** begin **

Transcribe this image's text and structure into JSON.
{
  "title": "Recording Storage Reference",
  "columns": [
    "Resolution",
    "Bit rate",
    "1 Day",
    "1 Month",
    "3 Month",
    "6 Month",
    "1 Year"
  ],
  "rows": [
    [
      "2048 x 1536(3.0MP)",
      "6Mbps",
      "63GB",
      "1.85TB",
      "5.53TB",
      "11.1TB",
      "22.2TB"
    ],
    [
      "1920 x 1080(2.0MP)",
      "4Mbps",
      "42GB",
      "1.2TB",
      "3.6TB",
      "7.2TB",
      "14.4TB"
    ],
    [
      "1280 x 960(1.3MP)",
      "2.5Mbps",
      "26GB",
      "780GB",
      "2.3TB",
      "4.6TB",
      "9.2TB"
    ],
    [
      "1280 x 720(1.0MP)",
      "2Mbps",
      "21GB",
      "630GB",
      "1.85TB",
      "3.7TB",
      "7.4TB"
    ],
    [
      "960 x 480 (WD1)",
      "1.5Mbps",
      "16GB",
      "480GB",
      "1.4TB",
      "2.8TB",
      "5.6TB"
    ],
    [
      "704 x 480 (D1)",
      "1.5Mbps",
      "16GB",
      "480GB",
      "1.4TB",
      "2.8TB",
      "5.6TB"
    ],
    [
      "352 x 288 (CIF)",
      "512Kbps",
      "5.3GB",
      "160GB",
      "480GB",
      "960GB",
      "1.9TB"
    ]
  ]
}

** end **

_EXERCISE_. Please restate the records in full, word for word.

_SOLVED EXERCISE_.
Transcribe this image's text and structure into JSON.
{
  "title": "Recording Storage Reference",
  "columns": [
    "Resolution",
    "Bit rate",
    "1 Day",
    "1 Month",
    "3 Month",
    "6 Month",
    "1 Year"
  ],
  "rows": [
    [
      "2048 x 1536(3.0MP)",
      "6Mbps",
      "63GB",
      "1.85TB",
      "5.53TB",
      "11.1TB",
      "22.2TB"
    ],
    [
      "1920 x 1080(2.0MP)",
      "4Mbps",
      "42GB",
      "1.2TB",
      "3.6TB",
      "7.2TB",
      "14.4TB"
    ],
    [
      "1280 x 960(1.3MP)",
      "2.5Mbps",
      "26GB",
      "780GB",
      "2.3TB",
      "4.6TB",
      "9.2TB"
    ],
    [
      "1280 x 720(1.0MP)",
      "2Mbps",
      "21GB",
      "630GB",
      "1.85TB",
      "3.7TB",
      "7.4TB"
    ],
    [
      "960 x 480 (WD1)",
      "1.5Mbps",
      "16GB",
      "480GB",
      "1.4TB",
      "2.8TB",
      "5.6TB"
    ],
    [
      "704 x 480 (D1)",
      "1.5Mbps",
      "16GB",
      "480GB",
      "1.4TB",
      "2.8TB",
      "5.6TB"
    ],
    [
      "352 x 288 (CIF)",
      "512Kbps",
      "5.3GB",
      "160GB",
      "480GB",
      "960GB",
      "1.9TB"
    ]
  ]
}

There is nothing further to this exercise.